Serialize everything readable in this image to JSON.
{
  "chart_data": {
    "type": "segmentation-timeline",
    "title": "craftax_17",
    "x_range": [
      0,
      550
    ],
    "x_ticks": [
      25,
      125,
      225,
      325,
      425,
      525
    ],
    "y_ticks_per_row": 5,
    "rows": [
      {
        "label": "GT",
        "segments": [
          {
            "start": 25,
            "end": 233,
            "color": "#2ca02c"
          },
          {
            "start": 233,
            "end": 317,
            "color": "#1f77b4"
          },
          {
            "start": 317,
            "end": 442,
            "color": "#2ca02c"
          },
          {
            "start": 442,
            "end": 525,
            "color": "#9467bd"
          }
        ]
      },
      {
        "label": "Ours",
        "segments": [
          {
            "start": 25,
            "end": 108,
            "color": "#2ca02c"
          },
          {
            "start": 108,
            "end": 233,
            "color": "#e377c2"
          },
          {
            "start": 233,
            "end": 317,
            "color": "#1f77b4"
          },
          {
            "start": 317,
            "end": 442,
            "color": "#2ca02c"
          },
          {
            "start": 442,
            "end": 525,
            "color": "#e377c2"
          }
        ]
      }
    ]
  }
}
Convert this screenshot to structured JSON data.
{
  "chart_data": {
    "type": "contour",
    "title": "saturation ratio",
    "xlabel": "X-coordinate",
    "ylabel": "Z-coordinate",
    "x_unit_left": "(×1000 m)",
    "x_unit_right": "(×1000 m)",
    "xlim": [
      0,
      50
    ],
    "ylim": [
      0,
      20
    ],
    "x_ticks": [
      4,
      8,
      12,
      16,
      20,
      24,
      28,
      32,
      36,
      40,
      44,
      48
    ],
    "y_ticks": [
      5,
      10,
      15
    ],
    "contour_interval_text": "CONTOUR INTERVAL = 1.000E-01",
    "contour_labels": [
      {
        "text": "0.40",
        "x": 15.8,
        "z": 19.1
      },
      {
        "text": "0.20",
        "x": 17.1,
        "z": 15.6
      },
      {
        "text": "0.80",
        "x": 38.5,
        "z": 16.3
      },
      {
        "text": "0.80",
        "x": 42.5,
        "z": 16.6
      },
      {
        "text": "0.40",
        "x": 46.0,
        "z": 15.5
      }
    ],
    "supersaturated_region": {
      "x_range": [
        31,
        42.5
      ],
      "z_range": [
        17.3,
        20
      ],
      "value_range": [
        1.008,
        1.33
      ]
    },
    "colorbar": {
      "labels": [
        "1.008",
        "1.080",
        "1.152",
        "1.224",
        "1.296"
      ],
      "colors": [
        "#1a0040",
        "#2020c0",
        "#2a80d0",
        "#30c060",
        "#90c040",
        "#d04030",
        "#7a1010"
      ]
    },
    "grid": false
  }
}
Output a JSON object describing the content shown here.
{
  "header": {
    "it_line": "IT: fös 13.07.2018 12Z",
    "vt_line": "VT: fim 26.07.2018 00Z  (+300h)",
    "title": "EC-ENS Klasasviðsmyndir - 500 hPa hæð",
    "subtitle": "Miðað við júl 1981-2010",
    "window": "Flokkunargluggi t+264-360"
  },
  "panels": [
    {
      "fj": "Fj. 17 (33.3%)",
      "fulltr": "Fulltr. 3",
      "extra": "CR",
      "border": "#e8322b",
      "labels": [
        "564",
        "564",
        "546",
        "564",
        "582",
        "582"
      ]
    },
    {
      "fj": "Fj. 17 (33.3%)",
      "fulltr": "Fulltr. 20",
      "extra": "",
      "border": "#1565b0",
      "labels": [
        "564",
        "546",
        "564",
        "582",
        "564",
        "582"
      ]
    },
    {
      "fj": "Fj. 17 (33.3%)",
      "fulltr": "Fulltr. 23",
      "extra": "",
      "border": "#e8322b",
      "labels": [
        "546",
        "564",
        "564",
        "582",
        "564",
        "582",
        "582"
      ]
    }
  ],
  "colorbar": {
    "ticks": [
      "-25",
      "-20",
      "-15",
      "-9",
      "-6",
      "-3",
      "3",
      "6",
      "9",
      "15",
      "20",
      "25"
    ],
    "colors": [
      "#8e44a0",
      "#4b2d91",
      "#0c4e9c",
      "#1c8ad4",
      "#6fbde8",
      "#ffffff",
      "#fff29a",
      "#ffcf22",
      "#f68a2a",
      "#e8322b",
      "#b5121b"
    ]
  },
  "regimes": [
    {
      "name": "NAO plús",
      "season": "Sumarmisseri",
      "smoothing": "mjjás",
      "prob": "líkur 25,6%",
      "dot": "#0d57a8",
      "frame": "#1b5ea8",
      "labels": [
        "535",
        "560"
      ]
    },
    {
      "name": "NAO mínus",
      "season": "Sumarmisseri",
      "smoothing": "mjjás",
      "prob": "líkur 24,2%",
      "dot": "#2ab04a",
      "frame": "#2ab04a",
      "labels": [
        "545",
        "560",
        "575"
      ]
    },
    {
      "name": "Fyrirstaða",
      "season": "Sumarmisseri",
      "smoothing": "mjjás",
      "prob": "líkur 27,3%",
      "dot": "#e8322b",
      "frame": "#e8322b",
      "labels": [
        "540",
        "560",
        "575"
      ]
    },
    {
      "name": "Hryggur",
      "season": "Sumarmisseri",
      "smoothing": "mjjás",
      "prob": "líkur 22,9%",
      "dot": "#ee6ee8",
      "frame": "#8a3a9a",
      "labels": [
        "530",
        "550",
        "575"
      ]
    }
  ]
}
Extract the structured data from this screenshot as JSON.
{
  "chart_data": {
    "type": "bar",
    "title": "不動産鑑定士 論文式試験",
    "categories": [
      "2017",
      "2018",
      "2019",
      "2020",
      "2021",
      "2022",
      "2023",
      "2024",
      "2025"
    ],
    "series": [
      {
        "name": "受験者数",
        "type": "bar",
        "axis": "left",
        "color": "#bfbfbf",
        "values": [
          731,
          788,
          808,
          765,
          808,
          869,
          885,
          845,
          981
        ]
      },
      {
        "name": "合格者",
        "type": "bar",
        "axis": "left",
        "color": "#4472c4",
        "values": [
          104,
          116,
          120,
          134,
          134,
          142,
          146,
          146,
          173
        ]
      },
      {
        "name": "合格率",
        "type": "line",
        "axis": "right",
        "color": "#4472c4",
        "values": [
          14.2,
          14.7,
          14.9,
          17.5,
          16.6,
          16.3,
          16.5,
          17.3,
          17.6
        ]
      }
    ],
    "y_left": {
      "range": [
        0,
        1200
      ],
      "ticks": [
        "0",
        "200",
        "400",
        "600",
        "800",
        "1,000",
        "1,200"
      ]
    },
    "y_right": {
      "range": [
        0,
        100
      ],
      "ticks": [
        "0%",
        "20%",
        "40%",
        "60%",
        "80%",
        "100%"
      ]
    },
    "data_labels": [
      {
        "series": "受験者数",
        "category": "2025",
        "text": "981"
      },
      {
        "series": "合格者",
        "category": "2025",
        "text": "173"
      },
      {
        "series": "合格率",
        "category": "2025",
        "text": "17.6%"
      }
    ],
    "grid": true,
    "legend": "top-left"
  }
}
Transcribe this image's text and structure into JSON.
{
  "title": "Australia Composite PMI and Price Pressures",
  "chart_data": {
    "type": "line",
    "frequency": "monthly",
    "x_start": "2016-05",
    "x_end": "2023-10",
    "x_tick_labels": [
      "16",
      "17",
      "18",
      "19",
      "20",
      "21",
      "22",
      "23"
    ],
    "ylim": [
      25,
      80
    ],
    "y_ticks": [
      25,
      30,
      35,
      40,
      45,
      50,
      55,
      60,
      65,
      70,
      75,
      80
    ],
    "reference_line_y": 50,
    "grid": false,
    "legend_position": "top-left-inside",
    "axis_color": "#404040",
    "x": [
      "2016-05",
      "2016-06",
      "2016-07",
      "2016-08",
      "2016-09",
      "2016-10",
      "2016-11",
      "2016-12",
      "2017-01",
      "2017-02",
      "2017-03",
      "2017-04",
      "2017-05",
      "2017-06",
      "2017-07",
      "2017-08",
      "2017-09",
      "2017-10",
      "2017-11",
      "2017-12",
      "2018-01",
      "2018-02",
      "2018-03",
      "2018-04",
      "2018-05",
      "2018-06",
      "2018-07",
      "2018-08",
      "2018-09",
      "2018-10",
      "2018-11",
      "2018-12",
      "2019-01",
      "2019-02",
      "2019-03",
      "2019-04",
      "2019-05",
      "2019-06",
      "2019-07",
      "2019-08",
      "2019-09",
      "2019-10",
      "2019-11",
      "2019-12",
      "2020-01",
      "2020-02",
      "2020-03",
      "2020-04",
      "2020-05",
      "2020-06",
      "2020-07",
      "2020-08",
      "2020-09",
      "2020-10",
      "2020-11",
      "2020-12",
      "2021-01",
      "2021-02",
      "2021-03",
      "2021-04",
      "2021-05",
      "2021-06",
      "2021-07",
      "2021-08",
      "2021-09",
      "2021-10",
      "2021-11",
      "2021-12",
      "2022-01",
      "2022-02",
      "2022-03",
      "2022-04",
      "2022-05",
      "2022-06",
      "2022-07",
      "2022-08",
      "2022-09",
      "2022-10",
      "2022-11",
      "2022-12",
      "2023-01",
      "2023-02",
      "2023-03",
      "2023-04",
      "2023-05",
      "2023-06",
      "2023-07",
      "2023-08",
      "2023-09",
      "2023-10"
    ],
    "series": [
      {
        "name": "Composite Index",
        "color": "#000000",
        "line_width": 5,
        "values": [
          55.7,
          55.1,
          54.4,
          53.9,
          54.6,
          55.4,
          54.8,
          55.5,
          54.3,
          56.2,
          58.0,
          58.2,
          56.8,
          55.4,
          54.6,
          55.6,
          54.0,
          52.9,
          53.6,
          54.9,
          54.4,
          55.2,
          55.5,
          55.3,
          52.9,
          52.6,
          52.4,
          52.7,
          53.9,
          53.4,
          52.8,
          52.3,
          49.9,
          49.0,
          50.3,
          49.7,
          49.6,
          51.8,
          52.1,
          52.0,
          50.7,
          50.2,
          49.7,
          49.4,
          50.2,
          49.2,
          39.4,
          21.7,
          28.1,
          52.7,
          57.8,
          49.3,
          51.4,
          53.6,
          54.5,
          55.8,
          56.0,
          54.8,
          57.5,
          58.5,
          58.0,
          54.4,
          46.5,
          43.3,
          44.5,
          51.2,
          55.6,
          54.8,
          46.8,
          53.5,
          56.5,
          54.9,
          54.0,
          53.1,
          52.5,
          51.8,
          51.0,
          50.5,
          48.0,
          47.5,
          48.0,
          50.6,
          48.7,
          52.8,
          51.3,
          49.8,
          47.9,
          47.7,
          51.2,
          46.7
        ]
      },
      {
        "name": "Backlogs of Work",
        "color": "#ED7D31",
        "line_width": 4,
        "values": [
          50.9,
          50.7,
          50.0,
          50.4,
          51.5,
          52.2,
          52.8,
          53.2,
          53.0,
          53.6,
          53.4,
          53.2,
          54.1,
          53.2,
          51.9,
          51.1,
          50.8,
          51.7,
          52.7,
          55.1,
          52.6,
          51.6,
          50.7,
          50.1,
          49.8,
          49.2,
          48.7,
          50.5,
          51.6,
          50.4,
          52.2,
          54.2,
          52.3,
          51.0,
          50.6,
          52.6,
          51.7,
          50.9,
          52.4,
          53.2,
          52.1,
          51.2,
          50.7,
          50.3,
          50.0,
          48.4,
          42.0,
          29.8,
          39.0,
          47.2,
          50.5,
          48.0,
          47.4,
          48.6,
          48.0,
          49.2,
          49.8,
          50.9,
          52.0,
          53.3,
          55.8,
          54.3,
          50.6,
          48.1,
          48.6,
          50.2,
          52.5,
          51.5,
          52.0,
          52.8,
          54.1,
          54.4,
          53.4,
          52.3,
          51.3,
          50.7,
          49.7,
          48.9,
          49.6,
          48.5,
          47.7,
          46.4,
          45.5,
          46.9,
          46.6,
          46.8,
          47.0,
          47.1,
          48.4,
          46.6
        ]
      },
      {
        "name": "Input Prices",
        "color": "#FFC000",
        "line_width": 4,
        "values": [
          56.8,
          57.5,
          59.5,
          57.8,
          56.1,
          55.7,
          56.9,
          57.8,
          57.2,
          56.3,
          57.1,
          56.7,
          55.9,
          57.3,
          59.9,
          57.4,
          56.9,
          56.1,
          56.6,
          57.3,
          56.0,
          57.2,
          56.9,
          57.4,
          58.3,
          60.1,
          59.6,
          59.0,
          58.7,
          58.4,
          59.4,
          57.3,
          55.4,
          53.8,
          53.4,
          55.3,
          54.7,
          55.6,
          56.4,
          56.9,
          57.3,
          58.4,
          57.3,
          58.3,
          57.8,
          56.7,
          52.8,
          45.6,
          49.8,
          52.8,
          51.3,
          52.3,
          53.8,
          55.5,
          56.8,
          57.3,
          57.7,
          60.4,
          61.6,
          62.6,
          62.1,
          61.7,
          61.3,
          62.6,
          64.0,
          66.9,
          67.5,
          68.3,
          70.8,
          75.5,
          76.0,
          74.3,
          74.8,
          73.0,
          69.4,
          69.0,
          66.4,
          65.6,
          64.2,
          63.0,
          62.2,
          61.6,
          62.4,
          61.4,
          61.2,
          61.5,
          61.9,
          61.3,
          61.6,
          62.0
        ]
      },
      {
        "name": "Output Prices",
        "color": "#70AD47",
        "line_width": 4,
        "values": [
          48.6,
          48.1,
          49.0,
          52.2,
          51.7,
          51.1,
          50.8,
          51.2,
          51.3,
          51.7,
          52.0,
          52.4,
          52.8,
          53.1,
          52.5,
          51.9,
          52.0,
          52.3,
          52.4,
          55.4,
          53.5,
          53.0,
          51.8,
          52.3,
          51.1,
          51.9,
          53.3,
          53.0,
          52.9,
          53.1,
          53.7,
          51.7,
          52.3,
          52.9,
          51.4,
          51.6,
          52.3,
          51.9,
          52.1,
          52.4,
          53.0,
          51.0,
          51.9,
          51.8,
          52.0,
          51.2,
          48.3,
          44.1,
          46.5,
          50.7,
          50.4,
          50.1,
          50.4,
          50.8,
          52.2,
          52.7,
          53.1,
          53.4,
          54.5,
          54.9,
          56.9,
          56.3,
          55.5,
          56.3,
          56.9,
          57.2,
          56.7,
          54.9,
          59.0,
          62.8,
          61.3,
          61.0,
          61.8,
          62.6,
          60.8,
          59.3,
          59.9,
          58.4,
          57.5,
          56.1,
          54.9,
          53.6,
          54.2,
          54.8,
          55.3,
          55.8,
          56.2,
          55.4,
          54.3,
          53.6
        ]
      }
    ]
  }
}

#### Exercise task:
Return every line holding the word "Composite" from the records.

#### Final result:
  "title": "Australia Composite PMI and Price Pressures",
        "name": "Composite Index",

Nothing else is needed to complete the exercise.